The input:
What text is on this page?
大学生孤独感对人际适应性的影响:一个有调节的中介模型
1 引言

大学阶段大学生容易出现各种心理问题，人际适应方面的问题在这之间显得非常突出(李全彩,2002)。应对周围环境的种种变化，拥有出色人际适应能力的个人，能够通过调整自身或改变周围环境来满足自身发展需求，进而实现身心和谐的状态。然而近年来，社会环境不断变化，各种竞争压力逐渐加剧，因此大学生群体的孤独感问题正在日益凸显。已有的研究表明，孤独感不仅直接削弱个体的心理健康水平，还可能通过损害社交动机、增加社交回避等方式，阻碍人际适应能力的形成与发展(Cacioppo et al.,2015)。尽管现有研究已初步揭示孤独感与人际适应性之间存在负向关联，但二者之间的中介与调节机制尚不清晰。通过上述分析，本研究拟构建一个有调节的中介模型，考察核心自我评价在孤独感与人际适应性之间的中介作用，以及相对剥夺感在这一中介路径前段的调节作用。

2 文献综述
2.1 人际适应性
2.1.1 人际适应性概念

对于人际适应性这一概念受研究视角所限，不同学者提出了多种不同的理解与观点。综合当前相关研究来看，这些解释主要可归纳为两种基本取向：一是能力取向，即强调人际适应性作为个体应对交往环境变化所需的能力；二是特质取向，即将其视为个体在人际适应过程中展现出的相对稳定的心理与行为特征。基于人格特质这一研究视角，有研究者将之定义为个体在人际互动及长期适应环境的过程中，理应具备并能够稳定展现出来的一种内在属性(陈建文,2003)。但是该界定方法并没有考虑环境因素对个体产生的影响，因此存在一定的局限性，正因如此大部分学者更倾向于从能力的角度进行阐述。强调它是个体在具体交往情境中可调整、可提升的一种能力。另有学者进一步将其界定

Task instructions:
Output all preceding records character for character.

Correct output:
What text is on this page?
大学生孤独感对人际适应性的影响:一个有调节的中介模型
1 引言

大学阶段大学生容易出现各种心理问题，人际适应方面的问题在这之间显得非常突出(李全彩,2002)。应对周围环境的种种变化，拥有出色人际适应能力的个人，能够通过调整自身或改变周围环境来满足自身发展需求，进而实现身心和谐的状态。然而近年来，社会环境不断变化，各种竞争压力逐渐加剧，因此大学生群体的孤独感问题正在日益凸显。已有的研究表明，孤独感不仅直接削弱个体的心理健康水平，还可能通过损害社交动机、增加社交回避等方式，阻碍人际适应能力的形成与发展(Cacioppo et al.,2015)。尽管现有研究已初步揭示孤独感与人际适应性之间存在负向关联，但二者之间的中介与调节机制尚不清晰。通过上述分析，本研究拟构建一个有调节的中介模型，考察核心自我评价在孤独感与人际适应性之间的中介作用，以及相对剥夺感在这一中介路径前段的调节作用。

2 文献综述
2.1 人际适应性
2.1.1 人际适应性概念

对于人际适应性这一概念受研究视角所限，不同学者提出了多种不同的理解与观点。综合当前相关研究来看，这些解释主要可归纳为两种基本取向：一是能力取向，即强调人际适应性作为个体应对交往环境变化所需的能力；二是特质取向，即将其视为个体在人际适应过程中展现出的相对稳定的心理与行为特征。基于人格特质这一研究视角，有研究者将之定义为个体在人际互动及长期适应环境的过程中，理应具备并能够稳定展现出来的一种内在属性(陈建文,2003)。但是该界定方法并没有考虑环境因素对个体产生的影响，因此存在一定的局限性，正因如此大部分学者更倾向于从能力的角度进行阐述。强调它是个体在具体交往情境中可调整、可提升的一种能力。另有学者进一步将其界定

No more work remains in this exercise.